*本文*
◆ ◆ ◆ ◆ ◆ ◆ ◆

本発明は、複数の超音波スピーカが整列配置されたアレイ型パラメトリックスピーカの技術分野に属するものである。
パラメトリックスピーカは超音波を変調させた音波を発生させるスピーカである。超音波を変調させた音波は通常の可聴音より指向性が高いという性質がある。このため、パラメトリックスピーカは通常のスピーカより発生させる音波の指向性を高めることができる。
特に、複数個の超音波スピーカを整列配置したアレイ型パラメトリックスピーカは発生する音波の指向性を更に鋭くすることができる。このため、アレイ型パラメトリックスピーカは狭い範囲に選択的に音を伝えることができる利点があり、例えば、観光施設、博物館、美術館等において音声案内用のスピーカとして使われている。日本の代表的な観光施設である京都・清水寺の入り口に入場案内用のパラメトリックスピーカが設置されていることは有名である。パラメトリックスピーカの利用分野は前記観光施設等には限られない。例えば、アミューズメント施設、街頭の大型ビジョン、デジタルサイネージ等、様々な分野で利用が広がっている。
従来、アレイ型パラメトリックスピーカについては、以下に示すような技術が公開されている。例えば、複数の超音波トランスデューサ(超音波スピーカ)からなる超音波発生器に、超音波を遮断するための筒状体と、前記筒状体の開口部を塞ぐ音響フィルタとを備えたパラメトリックスピーカが提案されている(特許文献1)。

◆ ◆ ◆ ◆ ◆ ◆ ◆

*記録データ*

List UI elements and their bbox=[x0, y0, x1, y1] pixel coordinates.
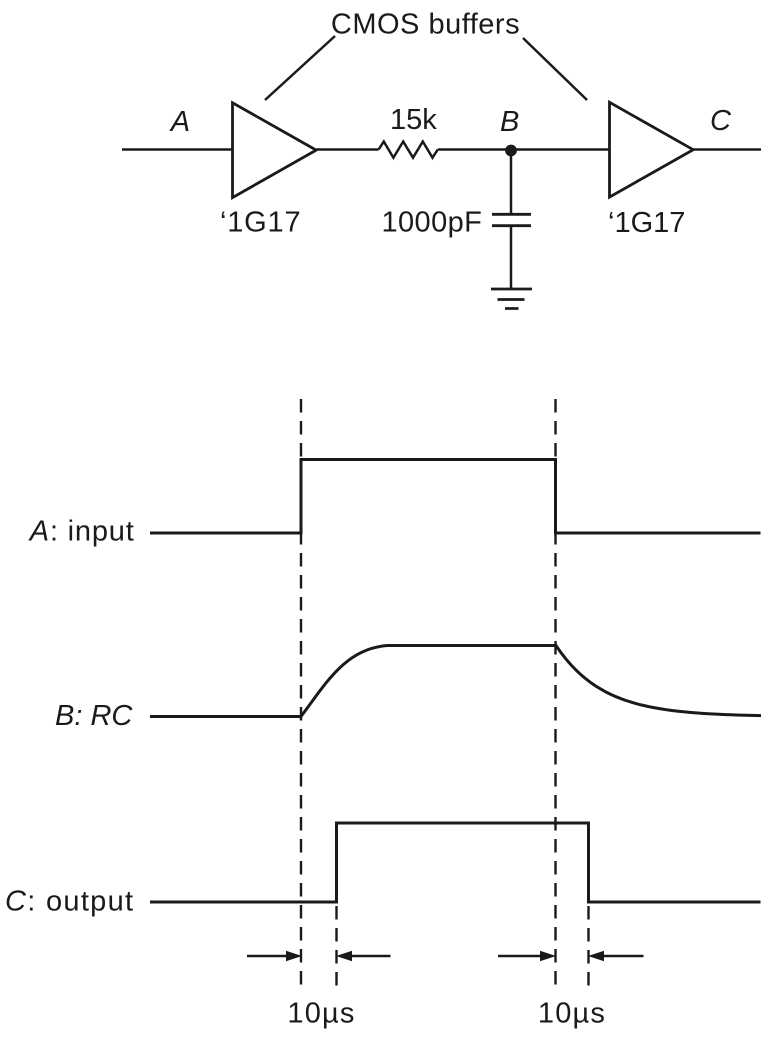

◆ ◆ ◆ ◆ ◆ ◆ ◆

*作業指示*
1: 次の(a)〜(c)は本文の内容と一致していますか。それぞれ「はい」か「いいえ」で答え、根拠となる本文の語句を一字一句違えずに引用してください。
(a) 超音波を変調させた音波は、通常の可聴音より指向性が低い。
(b) パラメトリックスピーカの利用分野は観光施設等に限られている。
(c) 京都・清水寺の入り口には入場案内用のパラメトリックスピーカが設置されている。
2: 本文によると、特許文献1で提案されたパラメトリックスピーカは、超音波発生器に何を備えていますか。

*回答*
1:
(a) いいえ。「超音波を変調させた音波は通常の可聴音より指向性が高いという性質がある」
(b) いいえ。「パラメトリックスピーカの利用分野は前記観光施設等には限られない」
(c) はい。「京都・清水寺の入り口に入場案内用のパラメトリックスピーカが設置されている」

2: 超音波を遮断するための筒状体と、その筒状体の開口部を塞ぐ音響フィルタです。